Check every line of the entries below for the word "Pedagogy", and copy the ones that have it.

+++++

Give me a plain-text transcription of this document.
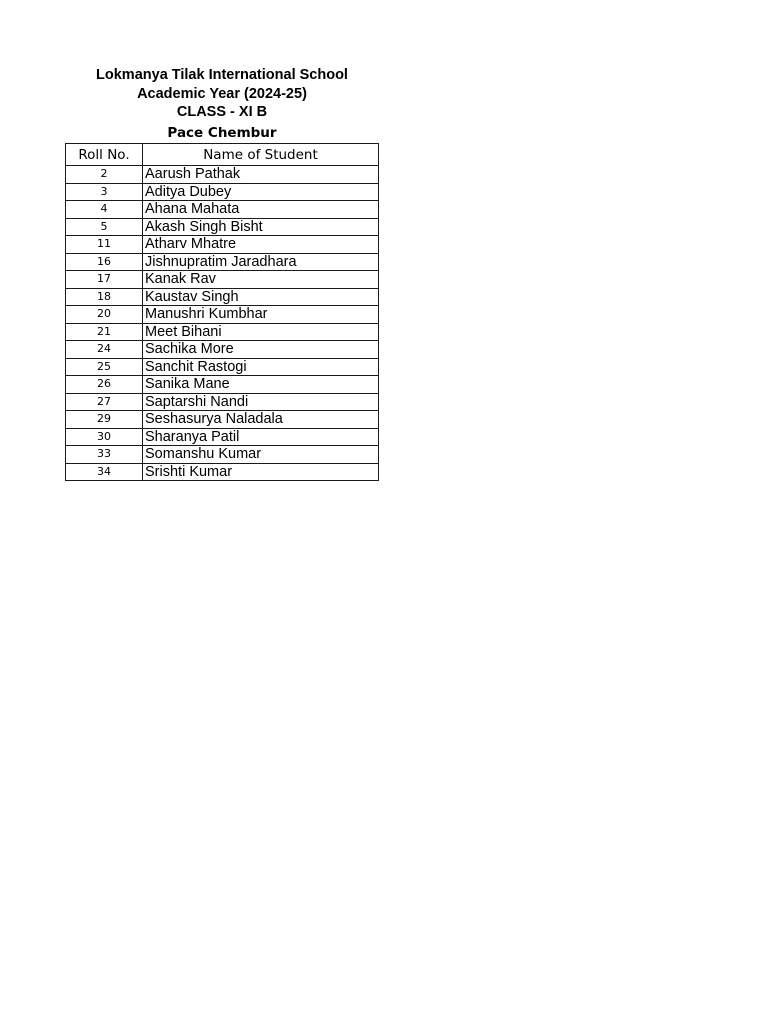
Lokmanya Tilak International School
Academic Year (2024-25)
CLASS - XI B
Pace Chembur
Roll No.	Name of Student
2	Aarush Pathak
3	Aditya Dubey
4	Ahana Mahata
5	Akash Singh Bisht
11	Atharv Mhatre
16	Jishnupratim Jaradhara
17	Kanak Rav
18	Kaustav Singh
20	Manushri Kumbhar
21	Meet Bihani
24	Sachika More
25	Sanchit Rastogi
26	Sanika Mane
27	Saptarshi Nandi
29	Seshasurya Naladala
30	Sharanya Patil
33	Somanshu Kumar
34	Srishti Kumar
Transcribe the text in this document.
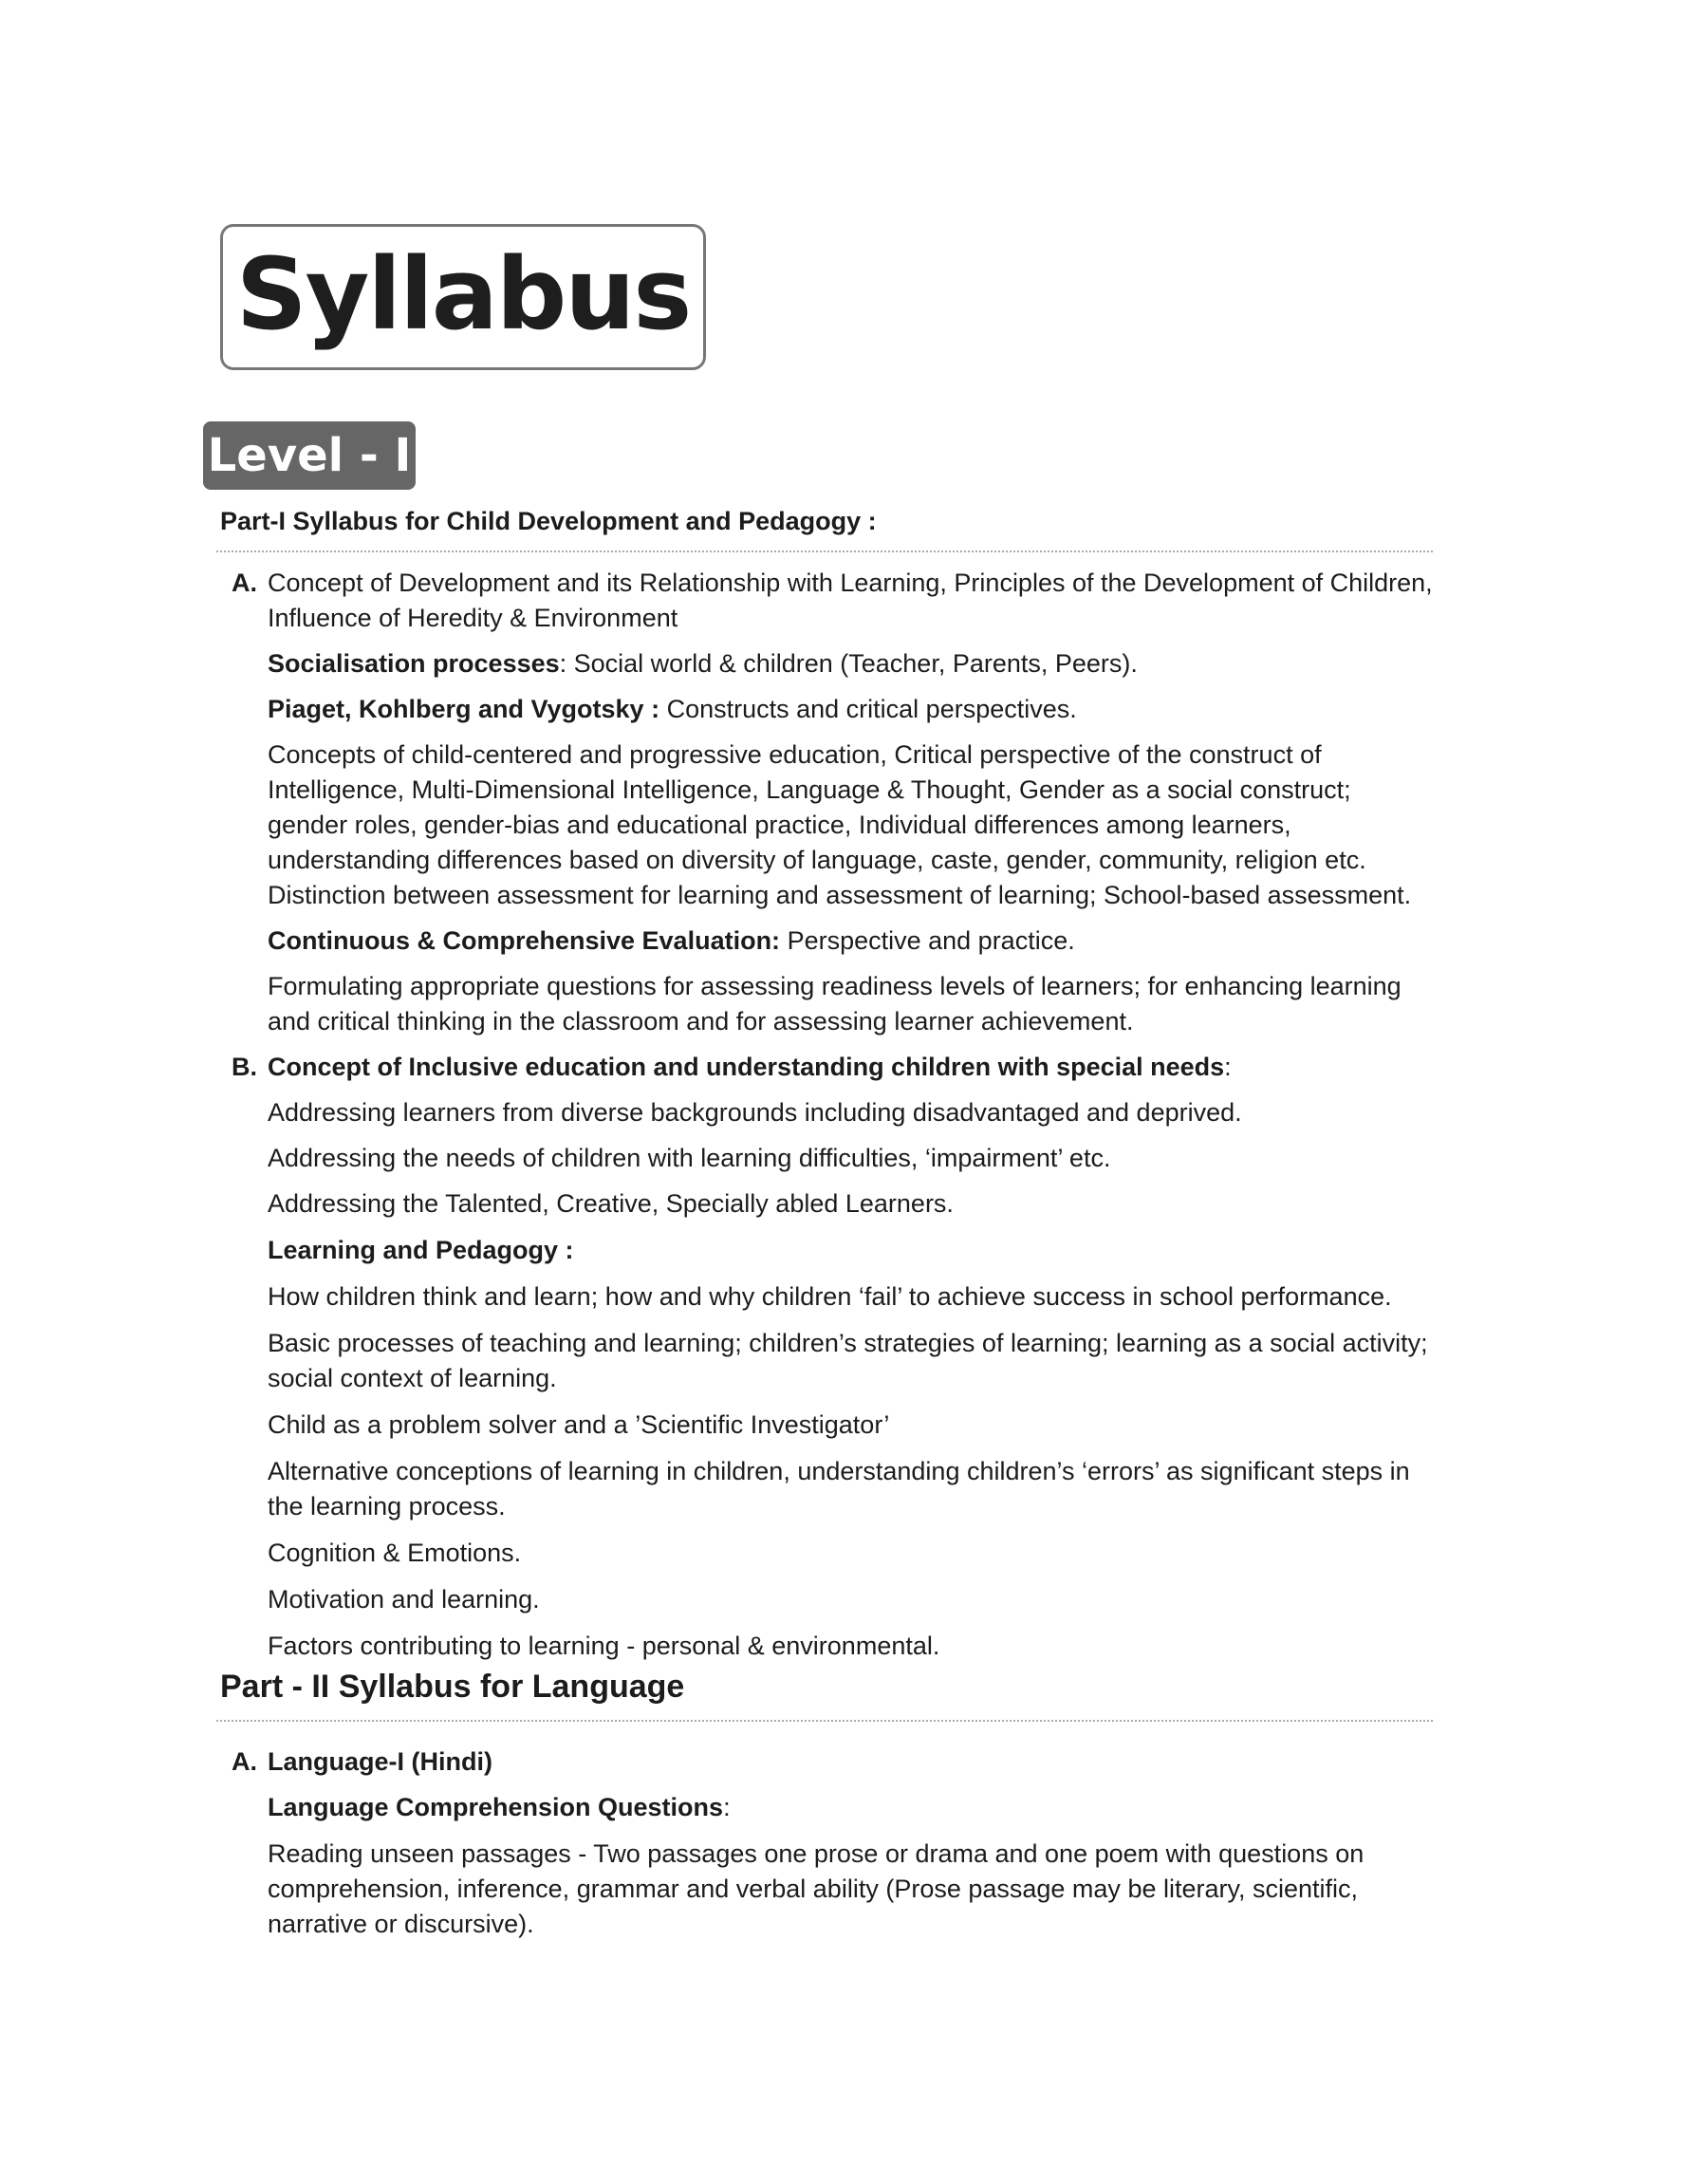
Syllabus
Level - I
Part-I Syllabus for Child Development and Pedagogy :
A. Concept of Development and its Relationship with Learning, Principles of the Development of Children, Influence of Heredity & Environment

Socialisation processes: Social world & children (Teacher, Parents, Peers).

Piaget, Kohlberg and Vygotsky : Constructs and critical perspectives.

Concepts of child-centered and progressive education, Critical perspective of the construct of Intelligence, Multi-Dimensional Intelligence, Language & Thought, Gender as a social construct; gender roles, gender-bias and educational practice, Individual differences among learners, understanding differences based on diversity of language, caste, gender, community, religion etc. Distinction between assessment for learning and assessment of learning; School-based assessment.

Continuous & Comprehensive Evaluation: Perspective and practice.

Formulating appropriate questions for assessing readiness levels of learners; for enhancing learning and critical thinking in the classroom and for assessing learner achievement.

B. Concept of Inclusive education and understanding children with special needs:

Addressing learners from diverse backgrounds including disadvantaged and deprived.

Addressing the needs of children with learning difficulties, ‘impairment’ etc.

Addressing the Talented, Creative, Specially abled Learners.

Learning and Pedagogy :

How children think and learn; how and why children ‘fail’ to achieve success in school performance.

Basic processes of teaching and learning; children’s strategies of learning; learning as a social activity; social context of learning.

Child as a problem solver and a ’Scientific Investigator’

Alternative conceptions of learning in children, understanding children’s ‘errors’ as significant steps in the learning process.

Cognition & Emotions.

Motivation and learning.

Factors contributing to learning - personal & environmental.

Part - II Syllabus for Language
A. Language-I (Hindi)

Language Comprehension Questions:

Reading unseen passages - Two passages one prose or drama and one poem with questions on comprehension, inference, grammar and verbal ability (Prose passage may be literary, scientific, narrative or discursive).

+++++

Solution for this task:
Part-I Syllabus for Child Development and Pedagogy :
Learning and Pedagogy :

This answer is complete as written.